Your instructions>
Produce an exact copy of the lines from the line that contains "Give me the" to the end of the listing below.

------------------------

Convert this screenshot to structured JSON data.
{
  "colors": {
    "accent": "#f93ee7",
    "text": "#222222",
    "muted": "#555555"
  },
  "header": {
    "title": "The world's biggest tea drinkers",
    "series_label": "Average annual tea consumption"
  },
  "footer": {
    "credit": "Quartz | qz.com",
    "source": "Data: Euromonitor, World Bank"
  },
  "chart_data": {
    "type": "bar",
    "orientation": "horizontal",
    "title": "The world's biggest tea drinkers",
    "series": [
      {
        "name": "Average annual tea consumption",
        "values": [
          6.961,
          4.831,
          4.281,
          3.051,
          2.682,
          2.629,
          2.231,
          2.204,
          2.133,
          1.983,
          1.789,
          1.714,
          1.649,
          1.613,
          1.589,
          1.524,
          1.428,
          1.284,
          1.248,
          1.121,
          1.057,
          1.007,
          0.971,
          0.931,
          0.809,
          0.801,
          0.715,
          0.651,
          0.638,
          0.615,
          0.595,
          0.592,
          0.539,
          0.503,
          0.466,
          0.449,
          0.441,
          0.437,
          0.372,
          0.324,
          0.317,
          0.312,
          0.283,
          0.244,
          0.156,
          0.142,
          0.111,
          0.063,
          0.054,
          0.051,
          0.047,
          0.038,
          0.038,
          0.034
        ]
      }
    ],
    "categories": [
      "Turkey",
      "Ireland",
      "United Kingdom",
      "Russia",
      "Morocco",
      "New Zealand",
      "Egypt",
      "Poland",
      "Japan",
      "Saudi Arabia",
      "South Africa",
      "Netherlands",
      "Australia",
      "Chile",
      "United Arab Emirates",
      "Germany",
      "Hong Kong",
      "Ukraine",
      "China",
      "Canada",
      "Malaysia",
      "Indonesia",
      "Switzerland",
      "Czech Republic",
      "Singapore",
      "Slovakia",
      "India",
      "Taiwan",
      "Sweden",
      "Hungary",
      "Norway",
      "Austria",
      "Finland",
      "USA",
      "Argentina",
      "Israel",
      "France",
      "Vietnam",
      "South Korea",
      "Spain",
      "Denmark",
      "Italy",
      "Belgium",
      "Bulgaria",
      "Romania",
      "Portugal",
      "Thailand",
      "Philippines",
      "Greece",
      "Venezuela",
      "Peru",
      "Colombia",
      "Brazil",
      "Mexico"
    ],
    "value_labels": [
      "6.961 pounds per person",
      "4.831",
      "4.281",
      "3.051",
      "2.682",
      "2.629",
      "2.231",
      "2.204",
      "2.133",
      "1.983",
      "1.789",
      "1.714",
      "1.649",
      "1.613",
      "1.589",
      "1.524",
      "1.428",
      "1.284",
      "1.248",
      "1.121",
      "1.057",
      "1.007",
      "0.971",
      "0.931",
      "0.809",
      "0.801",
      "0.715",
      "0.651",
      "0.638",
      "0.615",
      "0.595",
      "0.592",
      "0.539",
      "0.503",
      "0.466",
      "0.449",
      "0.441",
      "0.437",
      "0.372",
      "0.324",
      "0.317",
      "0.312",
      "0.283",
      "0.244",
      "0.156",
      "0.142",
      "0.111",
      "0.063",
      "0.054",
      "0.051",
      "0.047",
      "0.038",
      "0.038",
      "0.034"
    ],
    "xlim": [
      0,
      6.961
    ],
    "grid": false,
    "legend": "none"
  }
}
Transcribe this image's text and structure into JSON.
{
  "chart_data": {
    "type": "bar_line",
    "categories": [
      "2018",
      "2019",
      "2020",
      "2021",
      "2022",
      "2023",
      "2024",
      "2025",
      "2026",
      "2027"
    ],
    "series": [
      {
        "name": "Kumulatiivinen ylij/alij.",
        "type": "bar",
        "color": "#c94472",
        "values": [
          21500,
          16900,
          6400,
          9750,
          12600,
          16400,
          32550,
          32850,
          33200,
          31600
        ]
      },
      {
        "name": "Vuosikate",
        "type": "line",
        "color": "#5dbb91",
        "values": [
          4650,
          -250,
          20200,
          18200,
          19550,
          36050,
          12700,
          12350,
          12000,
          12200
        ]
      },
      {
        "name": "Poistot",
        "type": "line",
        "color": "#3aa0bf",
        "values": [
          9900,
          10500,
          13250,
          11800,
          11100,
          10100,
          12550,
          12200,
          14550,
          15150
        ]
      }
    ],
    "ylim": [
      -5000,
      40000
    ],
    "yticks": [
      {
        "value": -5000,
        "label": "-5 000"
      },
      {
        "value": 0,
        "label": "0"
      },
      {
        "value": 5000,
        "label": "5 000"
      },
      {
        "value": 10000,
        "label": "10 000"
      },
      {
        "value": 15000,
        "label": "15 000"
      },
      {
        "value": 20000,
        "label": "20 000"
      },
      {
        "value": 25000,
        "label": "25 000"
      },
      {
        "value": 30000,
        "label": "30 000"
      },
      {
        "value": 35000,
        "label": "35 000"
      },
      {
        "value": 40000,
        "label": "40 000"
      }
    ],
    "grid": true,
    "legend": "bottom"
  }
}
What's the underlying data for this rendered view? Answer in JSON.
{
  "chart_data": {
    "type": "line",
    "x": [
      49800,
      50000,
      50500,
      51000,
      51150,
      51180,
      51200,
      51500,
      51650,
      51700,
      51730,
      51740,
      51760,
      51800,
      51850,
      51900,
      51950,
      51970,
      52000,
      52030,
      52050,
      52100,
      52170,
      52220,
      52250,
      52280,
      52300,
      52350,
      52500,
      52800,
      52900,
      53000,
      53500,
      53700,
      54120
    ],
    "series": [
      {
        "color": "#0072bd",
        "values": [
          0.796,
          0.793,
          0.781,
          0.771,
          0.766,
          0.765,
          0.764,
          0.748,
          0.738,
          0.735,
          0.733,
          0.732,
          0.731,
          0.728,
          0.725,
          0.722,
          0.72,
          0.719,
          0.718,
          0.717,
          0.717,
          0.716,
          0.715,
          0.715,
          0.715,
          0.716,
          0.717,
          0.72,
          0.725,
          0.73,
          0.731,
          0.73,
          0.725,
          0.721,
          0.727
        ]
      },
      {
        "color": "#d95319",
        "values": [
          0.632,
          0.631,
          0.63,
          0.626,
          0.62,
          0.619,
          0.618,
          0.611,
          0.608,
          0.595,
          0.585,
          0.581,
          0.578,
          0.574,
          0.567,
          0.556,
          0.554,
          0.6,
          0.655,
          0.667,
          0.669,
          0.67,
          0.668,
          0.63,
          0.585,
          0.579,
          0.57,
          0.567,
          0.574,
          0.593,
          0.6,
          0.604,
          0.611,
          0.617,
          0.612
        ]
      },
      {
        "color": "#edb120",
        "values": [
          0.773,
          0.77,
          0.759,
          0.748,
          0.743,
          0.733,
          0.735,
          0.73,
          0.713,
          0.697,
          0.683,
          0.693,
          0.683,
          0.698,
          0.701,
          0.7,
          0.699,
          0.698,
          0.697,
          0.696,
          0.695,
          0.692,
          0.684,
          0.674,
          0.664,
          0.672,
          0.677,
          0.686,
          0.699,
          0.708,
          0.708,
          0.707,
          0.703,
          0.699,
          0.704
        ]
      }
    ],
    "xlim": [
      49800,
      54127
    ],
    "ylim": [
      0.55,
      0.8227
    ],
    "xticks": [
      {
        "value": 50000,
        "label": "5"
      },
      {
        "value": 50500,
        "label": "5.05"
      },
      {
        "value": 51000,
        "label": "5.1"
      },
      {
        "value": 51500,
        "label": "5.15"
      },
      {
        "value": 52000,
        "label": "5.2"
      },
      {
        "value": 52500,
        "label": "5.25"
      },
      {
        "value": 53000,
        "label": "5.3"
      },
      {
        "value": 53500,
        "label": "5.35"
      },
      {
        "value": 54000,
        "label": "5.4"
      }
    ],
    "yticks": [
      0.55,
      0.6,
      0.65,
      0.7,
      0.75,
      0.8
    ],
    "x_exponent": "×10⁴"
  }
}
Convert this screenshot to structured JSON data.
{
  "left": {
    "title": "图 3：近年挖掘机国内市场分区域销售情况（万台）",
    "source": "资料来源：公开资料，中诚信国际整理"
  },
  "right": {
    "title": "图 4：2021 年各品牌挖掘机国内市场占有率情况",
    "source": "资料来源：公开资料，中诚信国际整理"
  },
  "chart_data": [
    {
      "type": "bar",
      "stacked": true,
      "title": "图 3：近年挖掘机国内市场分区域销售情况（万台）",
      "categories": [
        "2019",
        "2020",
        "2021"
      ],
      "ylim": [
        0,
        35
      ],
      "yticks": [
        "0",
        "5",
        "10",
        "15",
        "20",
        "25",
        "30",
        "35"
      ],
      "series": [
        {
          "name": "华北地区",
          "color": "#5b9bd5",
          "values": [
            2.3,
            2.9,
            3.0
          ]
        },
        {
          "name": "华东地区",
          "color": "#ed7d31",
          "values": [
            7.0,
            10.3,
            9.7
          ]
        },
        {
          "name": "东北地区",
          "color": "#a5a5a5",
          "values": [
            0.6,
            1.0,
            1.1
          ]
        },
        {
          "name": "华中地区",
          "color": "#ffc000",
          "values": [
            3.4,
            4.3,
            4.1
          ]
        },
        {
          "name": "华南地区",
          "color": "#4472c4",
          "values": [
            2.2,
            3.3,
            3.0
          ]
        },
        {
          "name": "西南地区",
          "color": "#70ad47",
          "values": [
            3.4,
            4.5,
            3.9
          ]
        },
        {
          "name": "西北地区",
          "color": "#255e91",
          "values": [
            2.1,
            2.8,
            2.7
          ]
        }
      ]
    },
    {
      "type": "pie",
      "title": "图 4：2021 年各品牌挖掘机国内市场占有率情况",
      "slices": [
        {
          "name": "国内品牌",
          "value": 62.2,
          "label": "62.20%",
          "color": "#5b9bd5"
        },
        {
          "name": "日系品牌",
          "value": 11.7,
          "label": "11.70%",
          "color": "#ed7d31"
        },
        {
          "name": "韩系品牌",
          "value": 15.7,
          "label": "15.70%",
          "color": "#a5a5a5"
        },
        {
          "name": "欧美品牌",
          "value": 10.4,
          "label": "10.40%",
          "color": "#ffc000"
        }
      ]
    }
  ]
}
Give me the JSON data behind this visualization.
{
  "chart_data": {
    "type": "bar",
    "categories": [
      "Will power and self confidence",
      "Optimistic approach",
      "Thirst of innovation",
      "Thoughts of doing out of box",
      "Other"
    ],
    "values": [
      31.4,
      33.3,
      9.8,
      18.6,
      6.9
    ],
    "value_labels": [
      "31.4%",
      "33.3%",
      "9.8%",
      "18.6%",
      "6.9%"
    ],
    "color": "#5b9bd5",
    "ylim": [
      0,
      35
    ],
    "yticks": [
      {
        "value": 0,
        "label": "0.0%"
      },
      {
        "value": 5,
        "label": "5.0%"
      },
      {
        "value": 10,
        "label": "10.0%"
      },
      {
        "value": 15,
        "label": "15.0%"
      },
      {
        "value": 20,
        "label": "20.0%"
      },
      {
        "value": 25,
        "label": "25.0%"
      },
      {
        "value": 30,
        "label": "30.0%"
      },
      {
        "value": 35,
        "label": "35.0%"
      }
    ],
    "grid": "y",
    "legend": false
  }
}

------------------------

Correct output>
Give me the JSON data behind this visualization.
{
  "chart_data": {
    "type": "bar",
    "categories": [
      "Will power and self confidence",
      "Optimistic approach",
      "Thirst of innovation",
      "Thoughts of doing out of box",
      "Other"
    ],
    "values": [
      31.4,
      33.3,
      9.8,
      18.6,
      6.9
    ],
    "value_labels": [
      "31.4%",
      "33.3%",
      "9.8%",
      "18.6%",
      "6.9%"
    ],
    "color": "#5b9bd5",
    "ylim": [
      0,
      35
    ],
    "yticks": [
      {
        "value": 0,
        "label": "0.0%"
      },
      {
        "value": 5,
        "label": "5.0%"
      },
      {
        "value": 10,
        "label": "10.0%"
      },
      {
        "value": 15,
        "label": "15.0%"
      },
      {
        "value": 20,
        "label": "20.0%"
      },
      {
        "value": 25,
        "label": "25.0%"
      },
      {
        "value": 30,
        "label": "30.0%"
      },
      {
        "value": 35,
        "label": "35.0%"
      }
    ],
    "grid": "y",
    "legend": false
  }
}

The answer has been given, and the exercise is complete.